* _AIM_
Locate the string "text" in the records below. Copy every line where it occurs.

* _THE DATA_
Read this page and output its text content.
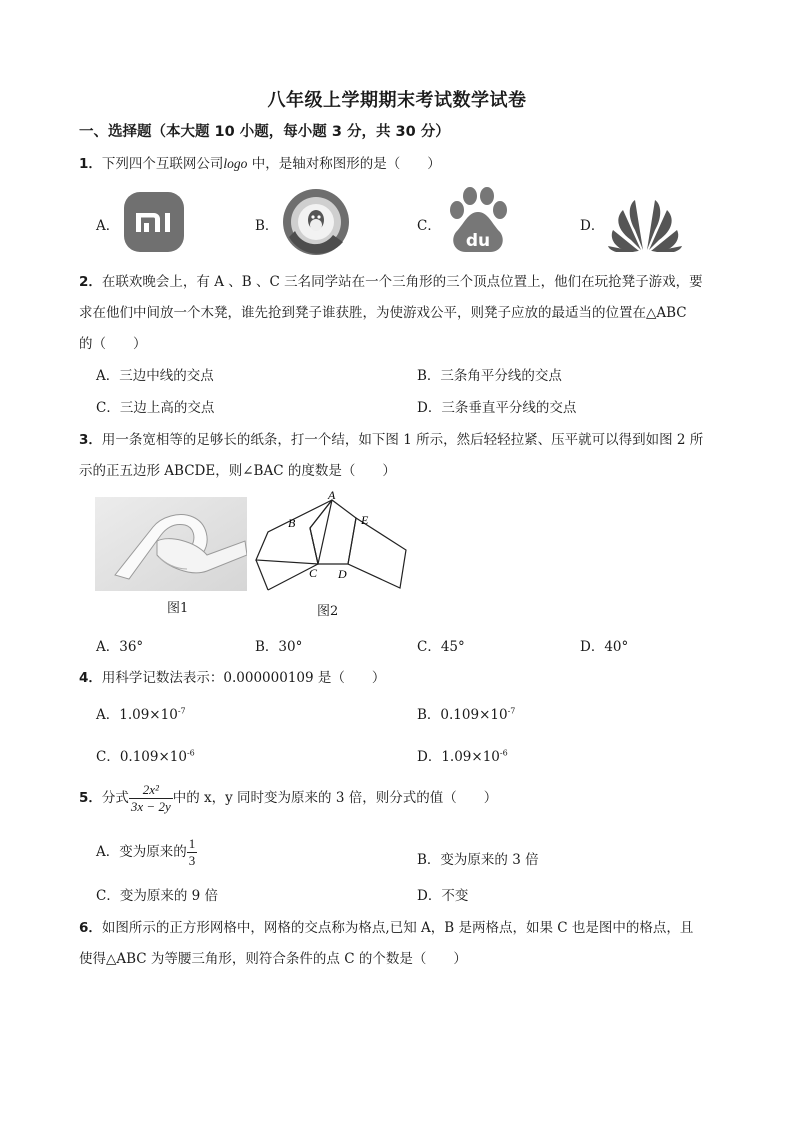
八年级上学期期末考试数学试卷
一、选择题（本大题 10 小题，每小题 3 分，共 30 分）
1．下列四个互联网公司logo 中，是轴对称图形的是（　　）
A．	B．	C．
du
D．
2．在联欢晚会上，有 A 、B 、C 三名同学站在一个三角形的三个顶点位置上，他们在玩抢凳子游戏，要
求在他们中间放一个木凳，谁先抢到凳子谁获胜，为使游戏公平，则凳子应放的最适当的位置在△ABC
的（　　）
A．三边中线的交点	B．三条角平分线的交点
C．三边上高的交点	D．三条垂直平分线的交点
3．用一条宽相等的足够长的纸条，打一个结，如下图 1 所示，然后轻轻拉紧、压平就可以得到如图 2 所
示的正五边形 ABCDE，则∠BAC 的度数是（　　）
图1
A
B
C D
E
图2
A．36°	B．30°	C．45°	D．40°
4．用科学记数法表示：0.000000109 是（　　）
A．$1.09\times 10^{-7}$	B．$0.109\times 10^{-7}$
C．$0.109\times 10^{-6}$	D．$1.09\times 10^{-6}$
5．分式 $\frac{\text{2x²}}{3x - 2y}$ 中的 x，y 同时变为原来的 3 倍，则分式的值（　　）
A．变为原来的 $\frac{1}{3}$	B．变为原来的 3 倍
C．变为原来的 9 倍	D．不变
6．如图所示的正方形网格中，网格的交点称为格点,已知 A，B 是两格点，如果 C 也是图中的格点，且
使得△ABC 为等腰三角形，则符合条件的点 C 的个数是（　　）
* * *
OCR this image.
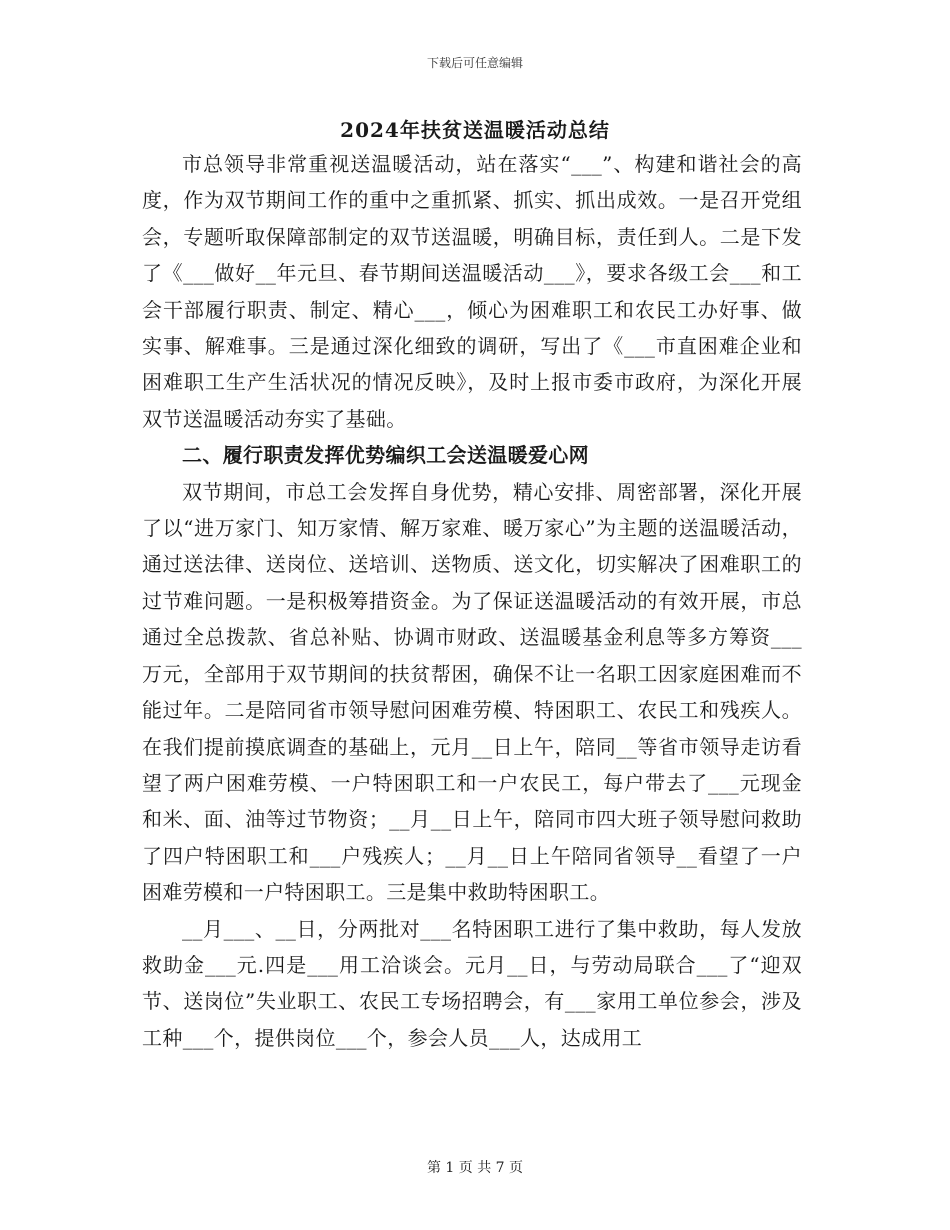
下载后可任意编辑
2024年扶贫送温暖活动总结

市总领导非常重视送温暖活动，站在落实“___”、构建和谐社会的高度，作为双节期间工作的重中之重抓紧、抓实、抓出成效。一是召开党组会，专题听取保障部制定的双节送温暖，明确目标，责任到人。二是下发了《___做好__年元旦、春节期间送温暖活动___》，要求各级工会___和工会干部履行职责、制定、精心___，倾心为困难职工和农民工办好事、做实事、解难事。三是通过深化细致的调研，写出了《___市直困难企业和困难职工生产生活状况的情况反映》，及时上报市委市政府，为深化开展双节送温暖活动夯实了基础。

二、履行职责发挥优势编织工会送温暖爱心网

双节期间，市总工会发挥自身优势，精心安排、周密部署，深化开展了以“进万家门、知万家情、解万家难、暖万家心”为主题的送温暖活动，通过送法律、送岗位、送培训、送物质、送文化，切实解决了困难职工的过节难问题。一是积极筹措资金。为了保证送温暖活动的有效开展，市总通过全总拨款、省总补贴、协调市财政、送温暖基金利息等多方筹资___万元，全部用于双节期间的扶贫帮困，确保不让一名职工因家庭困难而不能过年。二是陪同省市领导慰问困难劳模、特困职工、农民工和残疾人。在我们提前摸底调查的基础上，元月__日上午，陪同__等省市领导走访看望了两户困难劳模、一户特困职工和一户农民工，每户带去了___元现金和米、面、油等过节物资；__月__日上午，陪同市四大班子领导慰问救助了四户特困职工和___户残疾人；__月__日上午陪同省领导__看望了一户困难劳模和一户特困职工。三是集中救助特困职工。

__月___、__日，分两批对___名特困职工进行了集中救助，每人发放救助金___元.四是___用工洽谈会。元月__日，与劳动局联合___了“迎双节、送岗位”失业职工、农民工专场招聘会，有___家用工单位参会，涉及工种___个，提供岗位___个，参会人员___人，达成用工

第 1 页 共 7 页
==
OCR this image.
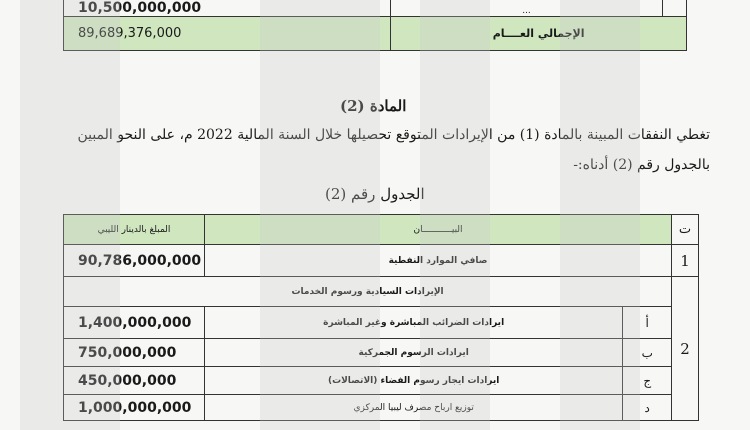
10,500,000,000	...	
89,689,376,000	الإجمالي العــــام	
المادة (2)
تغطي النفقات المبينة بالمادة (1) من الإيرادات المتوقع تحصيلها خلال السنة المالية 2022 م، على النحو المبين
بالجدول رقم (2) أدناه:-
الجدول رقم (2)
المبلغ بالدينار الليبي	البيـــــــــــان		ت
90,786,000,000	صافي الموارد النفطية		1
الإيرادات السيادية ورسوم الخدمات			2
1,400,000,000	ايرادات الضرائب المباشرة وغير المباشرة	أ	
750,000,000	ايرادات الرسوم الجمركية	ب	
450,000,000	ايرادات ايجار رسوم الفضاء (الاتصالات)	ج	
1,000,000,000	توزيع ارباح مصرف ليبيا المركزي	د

* _FULL OUTPUT_
Read this page and output its text content.
5．分式 $\frac{\text{2x²}}{3x - 2y}$ 中的 x，y 同时变为原来的 3 倍，则分式的值（　　）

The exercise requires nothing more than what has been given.